» A run of records:
· · · · · · ·
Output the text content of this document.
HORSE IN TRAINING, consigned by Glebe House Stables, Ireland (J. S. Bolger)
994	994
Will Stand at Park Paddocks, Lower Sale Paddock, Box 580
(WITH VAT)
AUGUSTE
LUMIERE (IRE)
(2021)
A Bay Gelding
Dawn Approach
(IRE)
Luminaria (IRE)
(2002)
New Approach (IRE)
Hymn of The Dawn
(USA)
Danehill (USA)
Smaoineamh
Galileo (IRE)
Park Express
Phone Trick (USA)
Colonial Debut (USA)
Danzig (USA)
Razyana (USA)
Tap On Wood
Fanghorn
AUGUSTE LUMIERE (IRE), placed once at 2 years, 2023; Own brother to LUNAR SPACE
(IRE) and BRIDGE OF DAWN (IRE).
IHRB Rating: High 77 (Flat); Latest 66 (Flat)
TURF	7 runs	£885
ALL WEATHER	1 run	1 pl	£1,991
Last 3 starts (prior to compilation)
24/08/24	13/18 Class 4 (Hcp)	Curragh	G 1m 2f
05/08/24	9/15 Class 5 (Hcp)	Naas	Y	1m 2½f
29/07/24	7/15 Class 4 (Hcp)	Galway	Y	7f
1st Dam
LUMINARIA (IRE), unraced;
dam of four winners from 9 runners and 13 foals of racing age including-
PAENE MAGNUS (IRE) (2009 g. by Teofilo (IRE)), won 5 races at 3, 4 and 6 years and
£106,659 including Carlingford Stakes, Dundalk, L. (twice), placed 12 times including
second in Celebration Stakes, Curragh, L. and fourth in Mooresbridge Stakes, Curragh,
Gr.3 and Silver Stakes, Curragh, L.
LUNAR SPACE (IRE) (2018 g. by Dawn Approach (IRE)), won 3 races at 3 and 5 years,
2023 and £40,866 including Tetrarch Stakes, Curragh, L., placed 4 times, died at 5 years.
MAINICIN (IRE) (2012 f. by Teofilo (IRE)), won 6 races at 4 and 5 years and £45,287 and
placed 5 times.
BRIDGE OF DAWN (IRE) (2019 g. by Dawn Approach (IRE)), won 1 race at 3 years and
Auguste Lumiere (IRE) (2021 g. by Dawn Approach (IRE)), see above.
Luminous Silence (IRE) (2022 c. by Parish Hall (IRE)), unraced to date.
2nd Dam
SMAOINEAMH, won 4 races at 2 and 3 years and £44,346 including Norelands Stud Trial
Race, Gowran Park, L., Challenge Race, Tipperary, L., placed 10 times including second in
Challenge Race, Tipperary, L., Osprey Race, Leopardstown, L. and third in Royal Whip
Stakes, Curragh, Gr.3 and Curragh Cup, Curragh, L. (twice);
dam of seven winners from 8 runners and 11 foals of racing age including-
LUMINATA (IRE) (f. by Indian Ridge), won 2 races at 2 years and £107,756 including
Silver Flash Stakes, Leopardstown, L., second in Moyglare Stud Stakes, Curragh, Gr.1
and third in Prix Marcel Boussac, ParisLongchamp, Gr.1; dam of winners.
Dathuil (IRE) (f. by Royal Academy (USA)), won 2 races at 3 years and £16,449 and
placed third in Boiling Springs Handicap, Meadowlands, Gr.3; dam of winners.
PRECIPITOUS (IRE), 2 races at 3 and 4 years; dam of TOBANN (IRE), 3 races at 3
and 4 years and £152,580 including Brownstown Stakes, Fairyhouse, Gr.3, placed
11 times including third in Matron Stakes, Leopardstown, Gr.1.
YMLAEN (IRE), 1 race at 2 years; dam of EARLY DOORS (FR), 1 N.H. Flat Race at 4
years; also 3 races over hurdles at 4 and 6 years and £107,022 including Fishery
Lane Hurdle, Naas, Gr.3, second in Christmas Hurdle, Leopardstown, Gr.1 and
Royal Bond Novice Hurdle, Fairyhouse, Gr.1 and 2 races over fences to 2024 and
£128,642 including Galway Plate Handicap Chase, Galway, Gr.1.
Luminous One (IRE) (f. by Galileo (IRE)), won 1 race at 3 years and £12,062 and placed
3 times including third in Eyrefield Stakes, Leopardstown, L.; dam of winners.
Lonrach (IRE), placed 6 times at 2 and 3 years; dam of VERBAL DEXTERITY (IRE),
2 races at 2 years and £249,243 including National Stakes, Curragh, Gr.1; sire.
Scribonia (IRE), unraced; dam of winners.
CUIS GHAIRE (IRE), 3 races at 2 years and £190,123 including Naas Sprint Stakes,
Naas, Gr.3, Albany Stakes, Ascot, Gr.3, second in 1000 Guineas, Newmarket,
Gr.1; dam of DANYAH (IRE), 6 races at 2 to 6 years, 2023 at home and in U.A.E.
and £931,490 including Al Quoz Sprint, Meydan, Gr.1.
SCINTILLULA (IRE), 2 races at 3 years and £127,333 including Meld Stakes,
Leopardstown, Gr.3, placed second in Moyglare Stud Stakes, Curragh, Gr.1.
· · · · · · ·
Copy every line from the entries that contains the word "unraced".

LUMINARIA (IRE), unraced;
Luminous Silence (IRE) (2022 c. by Parish Hall (IRE)), unraced to date.
Scribonia (IRE), unraced; dam of winners.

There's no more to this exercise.